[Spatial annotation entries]
#####
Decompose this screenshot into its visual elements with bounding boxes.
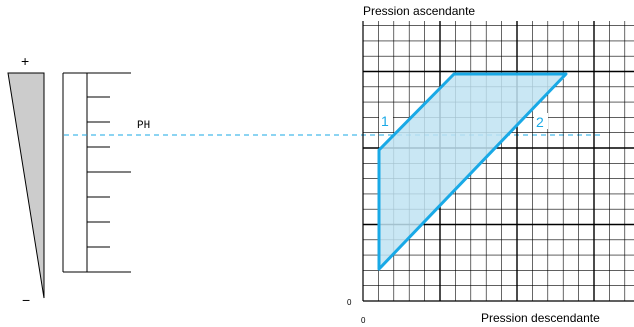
x-origin-label: 0: [361, 316, 366, 325]
region-label-2-bg: [534, 113, 548, 129]
region-label-1-bg: [379, 113, 393, 129]
minus-sign: −: [22, 292, 30, 308]
ph-label: PH: [137, 120, 150, 132]
pressure-wedge: [7, 72, 45, 299]
region-label-2: 2: [536, 114, 544, 130]
operating-region: [377, 72, 568, 271]
level-gauge: [62, 72, 131, 273]
x-axis-title-bg: [478, 308, 634, 327]
plus-sign: +: [21, 53, 29, 69]
region-label-1: 1: [381, 113, 389, 129]
x-axis-title: Pression descendante: [481, 311, 600, 325]
y-axis-title: Pression ascendante: [363, 4, 475, 18]
y-origin-label: 0: [347, 298, 352, 307]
#####
(STATED GOAL): Rewrite the material above, replacing "Pression descendante" with "Downstream pressure" and keeping every other line unchanged. Leave the picture out of your answer.

(COMPLETED TASK):
Decompose this screenshot into its visual elements with bounding boxes.
x-origin-label: 0: [361, 316, 366, 325]
region-label-2-bg: [534, 113, 548, 129]
region-label-1-bg: [379, 113, 393, 129]
minus-sign: −: [22, 292, 30, 308]
ph-label: PH: [137, 120, 150, 132]
pressure-wedge: [7, 72, 45, 299]
region-label-2: 2: [536, 114, 544, 130]
operating-region: [377, 72, 568, 271]
level-gauge: [62, 72, 131, 273]
x-axis-title-bg: [478, 308, 634, 327]
plus-sign: +: [21, 53, 29, 69]
region-label-1: 1: [381, 113, 389, 129]
x-axis-title: Downstream pressure: [481, 311, 600, 325]
y-axis-title: Pression ascendante: [363, 4, 475, 18]
y-origin-label: 0: [347, 298, 352, 307]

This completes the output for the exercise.